**TASK**
Would you transcribe all of the data exactly, down to the last character?

**MATERIAL FOR THE TASK**
— start —

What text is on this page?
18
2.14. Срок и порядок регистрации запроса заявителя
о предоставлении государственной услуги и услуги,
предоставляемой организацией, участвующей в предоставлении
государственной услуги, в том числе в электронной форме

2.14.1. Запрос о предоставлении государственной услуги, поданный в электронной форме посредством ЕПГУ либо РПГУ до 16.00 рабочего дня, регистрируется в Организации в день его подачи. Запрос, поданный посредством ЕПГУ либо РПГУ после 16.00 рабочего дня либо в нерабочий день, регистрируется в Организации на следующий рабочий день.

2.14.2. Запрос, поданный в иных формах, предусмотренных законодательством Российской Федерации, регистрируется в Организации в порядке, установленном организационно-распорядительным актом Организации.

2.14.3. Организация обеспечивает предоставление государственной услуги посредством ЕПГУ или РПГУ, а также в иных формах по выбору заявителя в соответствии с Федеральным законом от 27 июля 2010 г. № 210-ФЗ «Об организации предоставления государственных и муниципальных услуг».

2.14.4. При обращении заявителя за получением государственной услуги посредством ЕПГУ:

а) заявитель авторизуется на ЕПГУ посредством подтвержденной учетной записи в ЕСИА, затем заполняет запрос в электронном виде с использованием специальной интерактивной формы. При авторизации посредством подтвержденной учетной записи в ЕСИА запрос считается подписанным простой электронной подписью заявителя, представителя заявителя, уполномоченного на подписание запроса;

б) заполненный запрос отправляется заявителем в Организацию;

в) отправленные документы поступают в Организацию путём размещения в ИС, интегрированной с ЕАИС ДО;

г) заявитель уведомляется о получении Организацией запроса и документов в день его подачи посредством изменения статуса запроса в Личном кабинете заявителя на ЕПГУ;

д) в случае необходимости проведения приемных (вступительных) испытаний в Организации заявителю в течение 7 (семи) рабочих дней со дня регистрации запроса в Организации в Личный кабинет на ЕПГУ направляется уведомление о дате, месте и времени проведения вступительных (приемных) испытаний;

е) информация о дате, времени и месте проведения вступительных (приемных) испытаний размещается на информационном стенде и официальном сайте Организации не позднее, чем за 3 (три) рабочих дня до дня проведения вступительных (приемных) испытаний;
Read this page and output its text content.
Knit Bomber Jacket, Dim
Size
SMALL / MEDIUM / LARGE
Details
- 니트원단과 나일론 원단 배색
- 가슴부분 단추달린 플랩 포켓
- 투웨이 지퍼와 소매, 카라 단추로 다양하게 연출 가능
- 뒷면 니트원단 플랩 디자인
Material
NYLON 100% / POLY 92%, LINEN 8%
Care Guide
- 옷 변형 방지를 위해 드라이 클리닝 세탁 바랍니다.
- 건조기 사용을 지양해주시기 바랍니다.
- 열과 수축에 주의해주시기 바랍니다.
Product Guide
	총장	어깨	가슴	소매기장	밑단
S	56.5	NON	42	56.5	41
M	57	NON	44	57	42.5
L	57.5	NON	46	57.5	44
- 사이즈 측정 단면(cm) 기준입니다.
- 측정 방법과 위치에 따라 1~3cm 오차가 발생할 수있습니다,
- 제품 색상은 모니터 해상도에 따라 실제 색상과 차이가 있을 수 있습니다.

— end —

**FINAL RESULT**
What text is on this page?
18
2.14. Срок и порядок регистрации запроса заявителя
о предоставлении государственной услуги и услуги,
предоставляемой организацией, участвующей в предоставлении
государственной услуги, в том числе в электронной форме

2.14.1. Запрос о предоставлении государственной услуги, поданный в электронной форме посредством ЕПГУ либо РПГУ до 16.00 рабочего дня, регистрируется в Организации в день его подачи. Запрос, поданный посредством ЕПГУ либо РПГУ после 16.00 рабочего дня либо в нерабочий день, регистрируется в Организации на следующий рабочий день.

2.14.2. Запрос, поданный в иных формах, предусмотренных законодательством Российской Федерации, регистрируется в Организации в порядке, установленном организационно-распорядительным актом Организации.

2.14.3. Организация обеспечивает предоставление государственной услуги посредством ЕПГУ или РПГУ, а также в иных формах по выбору заявителя в соответствии с Федеральным законом от 27 июля 2010 г. № 210-ФЗ «Об организации предоставления государственных и муниципальных услуг».

2.14.4. При обращении заявителя за получением государственной услуги посредством ЕПГУ:

а) заявитель авторизуется на ЕПГУ посредством подтвержденной учетной записи в ЕСИА, затем заполняет запрос в электронном виде с использованием специальной интерактивной формы. При авторизации посредством подтвержденной учетной записи в ЕСИА запрос считается подписанным простой электронной подписью заявителя, представителя заявителя, уполномоченного на подписание запроса;

б) заполненный запрос отправляется заявителем в Организацию;

в) отправленные документы поступают в Организацию путём размещения в ИС, интегрированной с ЕАИС ДО;

г) заявитель уведомляется о получении Организацией запроса и документов в день его подачи посредством изменения статуса запроса в Личном кабинете заявителя на ЕПГУ;

д) в случае необходимости проведения приемных (вступительных) испытаний в Организации заявителю в течение 7 (семи) рабочих дней со дня регистрации запроса в Организации в Личный кабинет на ЕПГУ направляется уведомление о дате, месте и времени проведения вступительных (приемных) испытаний;

е) информация о дате, времени и месте проведения вступительных (приемных) испытаний размещается на информационном стенде и официальном сайте Организации не позднее, чем за 3 (три) рабочих дня до дня проведения вступительных (приемных) испытаний;
Read this page and output its text content.
Knit Bomber Jacket, Dim
Size
SMALL / MEDIUM / LARGE
Details
- 니트원단과 나일론 원단 배색
- 가슴부분 단추달린 플랩 포켓
- 투웨이 지퍼와 소매, 카라 단추로 다양하게 연출 가능
- 뒷면 니트원단 플랩 디자인
Material
NYLON 100% / POLY 92%, LINEN 8%
Care Guide
- 옷 변형 방지를 위해 드라이 클리닝 세탁 바랍니다.
- 건조기 사용을 지양해주시기 바랍니다.
- 열과 수축에 주의해주시기 바랍니다.
Product Guide
	총장	어깨	가슴	소매기장	밑단
S	56.5	NON	42	56.5	41
M	57	NON	44	57	42.5
L	57.5	NON	46	57.5	44
- 사이즈 측정 단면(cm) 기준입니다.
- 측정 방법과 위치에 따라 1~3cm 오차가 발생할 수있습니다,
- 제품 색상은 모니터 해상도에 따라 실제 색상과 차이가 있을 수 있습니다.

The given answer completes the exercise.